Copy out each line of the material below with no changes.
++++ MATERIAL SUPPLIED
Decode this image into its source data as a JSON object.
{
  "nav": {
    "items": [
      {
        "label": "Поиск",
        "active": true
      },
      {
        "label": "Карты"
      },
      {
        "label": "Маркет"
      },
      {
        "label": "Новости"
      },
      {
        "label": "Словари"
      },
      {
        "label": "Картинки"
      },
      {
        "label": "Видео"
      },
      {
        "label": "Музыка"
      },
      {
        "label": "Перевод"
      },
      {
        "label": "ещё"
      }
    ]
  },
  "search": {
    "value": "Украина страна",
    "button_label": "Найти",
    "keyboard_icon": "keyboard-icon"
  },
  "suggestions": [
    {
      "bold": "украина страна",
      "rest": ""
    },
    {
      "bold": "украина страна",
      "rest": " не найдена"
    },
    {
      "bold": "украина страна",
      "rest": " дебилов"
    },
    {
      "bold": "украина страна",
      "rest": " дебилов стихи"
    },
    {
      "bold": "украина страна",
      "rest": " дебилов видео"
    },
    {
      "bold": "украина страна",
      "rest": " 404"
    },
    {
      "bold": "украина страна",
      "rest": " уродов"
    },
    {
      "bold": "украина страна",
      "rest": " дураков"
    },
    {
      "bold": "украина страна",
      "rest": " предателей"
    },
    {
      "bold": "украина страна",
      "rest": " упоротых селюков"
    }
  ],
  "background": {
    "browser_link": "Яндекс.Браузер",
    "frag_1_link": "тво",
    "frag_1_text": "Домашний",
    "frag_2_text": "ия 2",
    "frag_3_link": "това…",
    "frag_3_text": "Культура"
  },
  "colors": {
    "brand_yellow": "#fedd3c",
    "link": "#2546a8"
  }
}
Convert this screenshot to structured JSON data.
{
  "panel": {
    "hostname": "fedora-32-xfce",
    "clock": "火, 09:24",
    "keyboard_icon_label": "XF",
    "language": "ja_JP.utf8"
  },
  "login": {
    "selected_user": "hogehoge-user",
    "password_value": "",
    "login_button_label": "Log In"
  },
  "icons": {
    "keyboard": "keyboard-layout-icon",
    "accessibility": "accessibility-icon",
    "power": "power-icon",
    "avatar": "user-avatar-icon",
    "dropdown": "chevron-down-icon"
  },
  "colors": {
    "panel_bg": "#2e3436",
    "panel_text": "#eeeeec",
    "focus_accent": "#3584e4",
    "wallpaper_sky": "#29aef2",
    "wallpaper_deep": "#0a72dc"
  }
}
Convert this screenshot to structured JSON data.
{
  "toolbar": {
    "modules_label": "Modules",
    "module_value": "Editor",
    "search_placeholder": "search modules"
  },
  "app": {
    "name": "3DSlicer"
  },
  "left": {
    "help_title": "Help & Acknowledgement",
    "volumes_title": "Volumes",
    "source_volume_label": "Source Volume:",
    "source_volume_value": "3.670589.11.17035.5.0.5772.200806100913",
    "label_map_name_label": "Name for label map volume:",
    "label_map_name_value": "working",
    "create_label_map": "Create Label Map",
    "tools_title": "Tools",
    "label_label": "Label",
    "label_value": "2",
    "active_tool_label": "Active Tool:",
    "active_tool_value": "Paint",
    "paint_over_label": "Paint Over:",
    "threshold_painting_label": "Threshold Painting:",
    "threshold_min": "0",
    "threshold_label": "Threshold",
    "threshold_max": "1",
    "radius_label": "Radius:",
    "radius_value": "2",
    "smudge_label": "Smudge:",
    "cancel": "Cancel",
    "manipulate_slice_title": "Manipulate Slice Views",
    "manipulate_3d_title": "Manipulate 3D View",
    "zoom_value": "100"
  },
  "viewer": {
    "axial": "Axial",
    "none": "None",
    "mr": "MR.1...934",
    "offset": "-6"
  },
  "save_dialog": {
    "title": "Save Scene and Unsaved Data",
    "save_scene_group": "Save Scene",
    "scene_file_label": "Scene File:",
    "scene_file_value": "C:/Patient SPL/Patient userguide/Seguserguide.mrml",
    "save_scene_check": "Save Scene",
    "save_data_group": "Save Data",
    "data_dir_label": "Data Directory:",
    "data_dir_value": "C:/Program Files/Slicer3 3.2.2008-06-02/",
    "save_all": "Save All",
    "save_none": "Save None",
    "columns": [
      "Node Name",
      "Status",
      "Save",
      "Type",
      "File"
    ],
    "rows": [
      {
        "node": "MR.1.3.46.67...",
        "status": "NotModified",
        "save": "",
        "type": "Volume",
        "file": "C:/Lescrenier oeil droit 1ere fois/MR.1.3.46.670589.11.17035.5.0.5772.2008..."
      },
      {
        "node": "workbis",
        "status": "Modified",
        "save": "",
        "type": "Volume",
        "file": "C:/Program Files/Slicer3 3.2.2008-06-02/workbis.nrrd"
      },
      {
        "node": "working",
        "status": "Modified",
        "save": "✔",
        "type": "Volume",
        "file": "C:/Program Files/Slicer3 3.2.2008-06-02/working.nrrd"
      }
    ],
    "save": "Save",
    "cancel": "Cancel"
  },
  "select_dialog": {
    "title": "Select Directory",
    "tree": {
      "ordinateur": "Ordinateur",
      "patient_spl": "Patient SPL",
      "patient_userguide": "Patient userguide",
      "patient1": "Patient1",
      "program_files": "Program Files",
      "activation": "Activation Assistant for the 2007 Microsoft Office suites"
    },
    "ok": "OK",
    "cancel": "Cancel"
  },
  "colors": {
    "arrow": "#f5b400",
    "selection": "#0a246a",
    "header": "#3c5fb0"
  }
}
++++++++
ANSWER FOR THE TASK:
Decode this image into its source data as a JSON object.
{
  "nav": {
    "items": [
      {
        "label": "Поиск",
        "active": true
      },
      {
        "label": "Карты"
      },
      {
        "label": "Маркет"
      },
      {
        "label": "Новости"
      },
      {
        "label": "Словари"
      },
      {
        "label": "Картинки"
      },
      {
        "label": "Видео"
      },
      {
        "label": "Музыка"
      },
      {
        "label": "Перевод"
      },
      {
        "label": "ещё"
      }
    ]
  },
  "search": {
    "value": "Украина страна",
    "button_label": "Найти",
    "keyboard_icon": "keyboard-icon"
  },
  "suggestions": [
    {
      "bold": "украина страна",
      "rest": ""
    },
    {
      "bold": "украина страна",
      "rest": " не найдена"
    },
    {
      "bold": "украина страна",
      "rest": " дебилов"
    },
    {
      "bold": "украина страна",
      "rest": " дебилов стихи"
    },
    {
      "bold": "украина страна",
      "rest": " дебилов видео"
    },
    {
      "bold": "украина страна",
      "rest": " 404"
    },
    {
      "bold": "украина страна",
      "rest": " уродов"
    },
    {
      "bold": "украина страна",
      "rest": " дураков"
    },
    {
      "bold": "украина страна",
      "rest": " предателей"
    },
    {
      "bold": "украина страна",
      "rest": " упоротых селюков"
    }
  ],
  "background": {
    "browser_link": "Яндекс.Браузер",
    "frag_1_link": "тво",
    "frag_1_text": "Домашний",
    "frag_2_text": "ия 2",
    "frag_3_link": "това…",
    "frag_3_text": "Культура"
  },
  "colors": {
    "brand_yellow": "#fedd3c",
    "link": "#2546a8"
  }
}
Convert this screenshot to structured JSON data.
{
  "panel": {
    "hostname": "fedora-32-xfce",
    "clock": "火, 09:24",
    "keyboard_icon_label": "XF",
    "language": "ja_JP.utf8"
  },
  "login": {
    "selected_user": "hogehoge-user",
    "password_value": "",
    "login_button_label": "Log In"
  },
  "icons": {
    "keyboard": "keyboard-layout-icon",
    "accessibility": "accessibility-icon",
    "power": "power-icon",
    "avatar": "user-avatar-icon",
    "dropdown": "chevron-down-icon"
  },
  "colors": {
    "panel_bg": "#2e3436",
    "panel_text": "#eeeeec",
    "focus_accent": "#3584e4",
    "wallpaper_sky": "#29aef2",
    "wallpaper_deep": "#0a72dc"
  }
}
Convert this screenshot to structured JSON data.
{
  "toolbar": {
    "modules_label": "Modules",
    "module_value": "Editor",
    "search_placeholder": "search modules"
  },
  "app": {
    "name": "3DSlicer"
  },
  "left": {
    "help_title": "Help & Acknowledgement",
    "volumes_title": "Volumes",
    "source_volume_label": "Source Volume:",
    "source_volume_value": "3.670589.11.17035.5.0.5772.200806100913",
    "label_map_name_label": "Name for label map volume:",
    "label_map_name_value": "working",
    "create_label_map": "Create Label Map",
    "tools_title": "Tools",
    "label_label": "Label",
    "label_value": "2",
    "active_tool_label": "Active Tool:",
    "active_tool_value": "Paint",
    "paint_over_label": "Paint Over:",
    "threshold_painting_label": "Threshold Painting:",
    "threshold_min": "0",
    "threshold_label": "Threshold",
    "threshold_max": "1",
    "radius_label": "Radius:",
    "radius_value": "2",
    "smudge_label": "Smudge:",
    "cancel": "Cancel",
    "manipulate_slice_title": "Manipulate Slice Views",
    "manipulate_3d_title": "Manipulate 3D View",
    "zoom_value": "100"
  },
  "viewer": {
    "axial": "Axial",
    "none": "None",
    "mr": "MR.1...934",
    "offset": "-6"
  },
  "save_dialog": {
    "title": "Save Scene and Unsaved Data",
    "save_scene_group": "Save Scene",
    "scene_file_label": "Scene File:",
    "scene_file_value": "C:/Patient SPL/Patient userguide/Seguserguide.mrml",
    "save_scene_check": "Save Scene",
    "save_data_group": "Save Data",
    "data_dir_label": "Data Directory:",
    "data_dir_value": "C:/Program Files/Slicer3 3.2.2008-06-02/",
    "save_all": "Save All",
    "save_none": "Save None",
    "columns": [
      "Node Name",
      "Status",
      "Save",
      "Type",
      "File"
    ],
    "rows": [
      {
        "node": "MR.1.3.46.67...",
        "status": "NotModified",
        "save": "",
        "type": "Volume",
        "file": "C:/Lescrenier oeil droit 1ere fois/MR.1.3.46.670589.11.17035.5.0.5772.2008..."
      },
      {
        "node": "workbis",
        "status": "Modified",
        "save": "",
        "type": "Volume",
        "file": "C:/Program Files/Slicer3 3.2.2008-06-02/workbis.nrrd"
      },
      {
        "node": "working",
        "status": "Modified",
        "save": "✔",
        "type": "Volume",
        "file": "C:/Program Files/Slicer3 3.2.2008-06-02/working.nrrd"
      }
    ],
    "save": "Save",
    "cancel": "Cancel"
  },
  "select_dialog": {
    "title": "Select Directory",
    "tree": {
      "ordinateur": "Ordinateur",
      "patient_spl": "Patient SPL",
      "patient_userguide": "Patient userguide",
      "patient1": "Patient1",
      "program_files": "Program Files",
      "activation": "Activation Assistant for the 2007 Microsoft Office suites"
    },
    "ok": "OK",
    "cancel": "Cancel"
  },
  "colors": {
    "arrow": "#f5b400",
    "selection": "#0a246a",
    "header": "#3c5fb0"
  }
}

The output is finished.